Here are some records; copy every line that holds the word "témy".
-- START --
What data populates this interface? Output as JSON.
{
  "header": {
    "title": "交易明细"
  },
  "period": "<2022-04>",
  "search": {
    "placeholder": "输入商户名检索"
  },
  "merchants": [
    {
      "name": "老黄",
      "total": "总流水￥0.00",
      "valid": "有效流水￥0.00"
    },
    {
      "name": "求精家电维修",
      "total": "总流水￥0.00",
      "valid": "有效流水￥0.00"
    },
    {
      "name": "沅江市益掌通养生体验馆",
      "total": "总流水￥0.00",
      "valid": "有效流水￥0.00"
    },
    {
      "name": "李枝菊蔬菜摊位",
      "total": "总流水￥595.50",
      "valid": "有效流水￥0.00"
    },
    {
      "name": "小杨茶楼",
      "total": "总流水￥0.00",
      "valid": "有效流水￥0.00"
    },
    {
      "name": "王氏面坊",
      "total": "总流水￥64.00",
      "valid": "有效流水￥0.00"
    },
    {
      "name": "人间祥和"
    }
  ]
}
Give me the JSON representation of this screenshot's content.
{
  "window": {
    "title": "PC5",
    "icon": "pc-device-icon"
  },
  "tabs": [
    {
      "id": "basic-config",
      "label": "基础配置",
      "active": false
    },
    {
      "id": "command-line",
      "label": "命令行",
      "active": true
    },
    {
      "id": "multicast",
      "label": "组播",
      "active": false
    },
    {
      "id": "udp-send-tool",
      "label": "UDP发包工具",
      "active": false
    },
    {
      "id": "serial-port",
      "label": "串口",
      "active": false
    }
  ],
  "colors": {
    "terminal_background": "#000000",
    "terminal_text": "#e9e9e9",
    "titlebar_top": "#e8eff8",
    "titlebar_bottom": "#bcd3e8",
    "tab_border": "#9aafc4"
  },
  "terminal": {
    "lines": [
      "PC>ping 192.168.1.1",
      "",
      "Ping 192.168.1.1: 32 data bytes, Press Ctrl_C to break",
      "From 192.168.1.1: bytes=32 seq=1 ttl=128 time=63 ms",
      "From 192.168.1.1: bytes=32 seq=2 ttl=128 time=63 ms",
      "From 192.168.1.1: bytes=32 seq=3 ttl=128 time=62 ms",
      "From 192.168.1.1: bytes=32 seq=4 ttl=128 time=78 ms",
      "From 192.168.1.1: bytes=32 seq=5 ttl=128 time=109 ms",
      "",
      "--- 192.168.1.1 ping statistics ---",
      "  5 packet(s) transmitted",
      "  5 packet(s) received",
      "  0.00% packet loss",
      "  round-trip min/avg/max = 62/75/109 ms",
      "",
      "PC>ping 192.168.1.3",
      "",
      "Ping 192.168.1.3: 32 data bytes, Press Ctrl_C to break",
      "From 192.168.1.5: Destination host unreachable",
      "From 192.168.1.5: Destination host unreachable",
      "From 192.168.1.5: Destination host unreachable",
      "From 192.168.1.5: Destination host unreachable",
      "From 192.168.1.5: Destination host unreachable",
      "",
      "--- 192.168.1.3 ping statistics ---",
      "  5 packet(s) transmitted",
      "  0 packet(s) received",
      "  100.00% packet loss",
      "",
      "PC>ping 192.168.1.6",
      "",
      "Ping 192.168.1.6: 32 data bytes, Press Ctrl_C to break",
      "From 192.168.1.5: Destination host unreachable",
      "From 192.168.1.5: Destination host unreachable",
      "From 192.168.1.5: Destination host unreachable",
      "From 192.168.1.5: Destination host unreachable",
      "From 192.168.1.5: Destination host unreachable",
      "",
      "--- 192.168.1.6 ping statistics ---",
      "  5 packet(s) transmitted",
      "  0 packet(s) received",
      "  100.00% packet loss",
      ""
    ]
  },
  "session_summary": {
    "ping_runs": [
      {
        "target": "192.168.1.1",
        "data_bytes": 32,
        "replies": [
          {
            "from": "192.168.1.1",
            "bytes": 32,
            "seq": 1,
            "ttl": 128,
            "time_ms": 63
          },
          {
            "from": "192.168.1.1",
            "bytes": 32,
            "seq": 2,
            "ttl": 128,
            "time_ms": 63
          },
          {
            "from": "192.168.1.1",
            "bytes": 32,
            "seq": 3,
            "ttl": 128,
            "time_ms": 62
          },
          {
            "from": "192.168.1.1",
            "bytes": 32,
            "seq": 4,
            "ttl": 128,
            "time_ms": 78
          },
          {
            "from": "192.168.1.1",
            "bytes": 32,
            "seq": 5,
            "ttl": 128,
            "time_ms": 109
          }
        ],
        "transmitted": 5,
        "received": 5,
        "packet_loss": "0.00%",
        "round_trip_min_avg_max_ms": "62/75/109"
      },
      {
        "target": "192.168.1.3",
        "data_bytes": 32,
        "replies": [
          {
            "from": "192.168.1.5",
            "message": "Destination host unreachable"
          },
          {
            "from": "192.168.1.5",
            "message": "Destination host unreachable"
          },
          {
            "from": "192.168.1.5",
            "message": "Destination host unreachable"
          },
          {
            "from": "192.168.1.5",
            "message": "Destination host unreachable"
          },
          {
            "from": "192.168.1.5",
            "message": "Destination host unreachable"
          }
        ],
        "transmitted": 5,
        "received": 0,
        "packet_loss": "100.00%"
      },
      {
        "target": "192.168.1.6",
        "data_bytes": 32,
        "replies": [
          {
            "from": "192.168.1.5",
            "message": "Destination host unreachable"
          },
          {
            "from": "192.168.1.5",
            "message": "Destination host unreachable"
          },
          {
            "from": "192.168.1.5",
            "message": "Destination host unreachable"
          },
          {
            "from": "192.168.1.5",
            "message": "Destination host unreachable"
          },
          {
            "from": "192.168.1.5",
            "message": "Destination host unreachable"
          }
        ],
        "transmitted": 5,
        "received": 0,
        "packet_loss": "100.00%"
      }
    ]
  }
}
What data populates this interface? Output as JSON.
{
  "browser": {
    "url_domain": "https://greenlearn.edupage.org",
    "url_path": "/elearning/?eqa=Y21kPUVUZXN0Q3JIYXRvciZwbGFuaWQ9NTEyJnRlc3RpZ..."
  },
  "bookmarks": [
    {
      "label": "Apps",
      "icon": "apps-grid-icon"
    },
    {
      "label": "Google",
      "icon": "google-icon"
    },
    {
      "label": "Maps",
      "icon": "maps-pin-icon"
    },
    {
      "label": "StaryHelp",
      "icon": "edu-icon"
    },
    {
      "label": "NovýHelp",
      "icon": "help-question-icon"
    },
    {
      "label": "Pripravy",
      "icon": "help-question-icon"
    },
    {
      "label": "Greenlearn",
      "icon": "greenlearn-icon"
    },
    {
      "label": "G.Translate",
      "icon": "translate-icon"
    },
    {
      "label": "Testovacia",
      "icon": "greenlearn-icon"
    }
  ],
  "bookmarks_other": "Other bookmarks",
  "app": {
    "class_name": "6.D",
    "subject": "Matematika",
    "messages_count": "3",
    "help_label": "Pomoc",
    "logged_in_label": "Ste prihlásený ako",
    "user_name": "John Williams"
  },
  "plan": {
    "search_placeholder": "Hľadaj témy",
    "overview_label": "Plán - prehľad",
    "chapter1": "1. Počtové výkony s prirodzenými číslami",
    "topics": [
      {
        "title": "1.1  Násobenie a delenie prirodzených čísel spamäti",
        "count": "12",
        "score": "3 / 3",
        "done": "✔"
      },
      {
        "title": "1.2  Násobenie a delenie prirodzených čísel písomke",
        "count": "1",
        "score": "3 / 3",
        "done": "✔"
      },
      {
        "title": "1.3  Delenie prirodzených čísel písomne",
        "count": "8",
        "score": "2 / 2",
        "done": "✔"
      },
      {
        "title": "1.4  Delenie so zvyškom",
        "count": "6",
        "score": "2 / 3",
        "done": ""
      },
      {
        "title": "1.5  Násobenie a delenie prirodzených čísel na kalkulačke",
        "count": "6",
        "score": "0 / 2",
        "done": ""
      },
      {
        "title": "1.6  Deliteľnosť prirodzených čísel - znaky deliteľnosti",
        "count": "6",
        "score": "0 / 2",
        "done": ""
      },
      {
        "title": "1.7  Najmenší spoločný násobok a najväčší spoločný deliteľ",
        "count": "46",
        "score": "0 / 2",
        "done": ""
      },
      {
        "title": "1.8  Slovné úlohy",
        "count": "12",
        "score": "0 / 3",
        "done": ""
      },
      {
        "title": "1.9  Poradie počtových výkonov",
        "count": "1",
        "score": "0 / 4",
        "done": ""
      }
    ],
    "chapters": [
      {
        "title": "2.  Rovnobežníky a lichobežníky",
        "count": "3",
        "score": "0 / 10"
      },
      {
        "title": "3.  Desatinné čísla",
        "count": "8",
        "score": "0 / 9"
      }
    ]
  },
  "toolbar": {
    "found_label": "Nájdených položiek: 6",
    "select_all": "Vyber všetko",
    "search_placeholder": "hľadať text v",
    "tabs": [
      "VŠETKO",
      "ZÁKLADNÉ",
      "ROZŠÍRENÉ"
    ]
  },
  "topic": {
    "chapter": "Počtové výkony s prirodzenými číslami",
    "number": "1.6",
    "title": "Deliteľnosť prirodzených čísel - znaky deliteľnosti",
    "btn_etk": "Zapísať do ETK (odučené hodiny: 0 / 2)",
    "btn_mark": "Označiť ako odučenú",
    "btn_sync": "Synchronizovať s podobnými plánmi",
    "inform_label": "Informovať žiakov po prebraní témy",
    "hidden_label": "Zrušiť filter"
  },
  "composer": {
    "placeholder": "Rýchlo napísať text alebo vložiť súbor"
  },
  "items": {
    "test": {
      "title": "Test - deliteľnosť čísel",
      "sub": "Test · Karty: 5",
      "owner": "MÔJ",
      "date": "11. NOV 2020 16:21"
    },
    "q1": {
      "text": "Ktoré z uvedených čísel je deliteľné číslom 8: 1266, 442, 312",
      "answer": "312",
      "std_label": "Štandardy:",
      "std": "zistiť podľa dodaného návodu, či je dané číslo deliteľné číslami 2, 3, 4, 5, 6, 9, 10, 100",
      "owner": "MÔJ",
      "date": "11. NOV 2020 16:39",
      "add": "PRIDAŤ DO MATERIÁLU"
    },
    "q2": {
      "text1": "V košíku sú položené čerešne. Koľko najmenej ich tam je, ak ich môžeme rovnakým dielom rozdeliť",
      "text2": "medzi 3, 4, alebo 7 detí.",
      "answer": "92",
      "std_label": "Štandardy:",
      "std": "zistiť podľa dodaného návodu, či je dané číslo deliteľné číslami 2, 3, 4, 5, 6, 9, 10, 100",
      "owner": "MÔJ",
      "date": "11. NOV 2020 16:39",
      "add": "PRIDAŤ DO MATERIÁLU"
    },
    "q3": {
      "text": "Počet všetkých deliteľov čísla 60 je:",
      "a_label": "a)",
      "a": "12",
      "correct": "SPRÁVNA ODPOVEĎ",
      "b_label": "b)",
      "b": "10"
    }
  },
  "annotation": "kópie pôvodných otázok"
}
-- END --
OUTPUT OF THE EXERCISE:
    "search_placeholder": "Hľadaj témy",
    "inform_label": "Informovať žiakov po prebraní témy",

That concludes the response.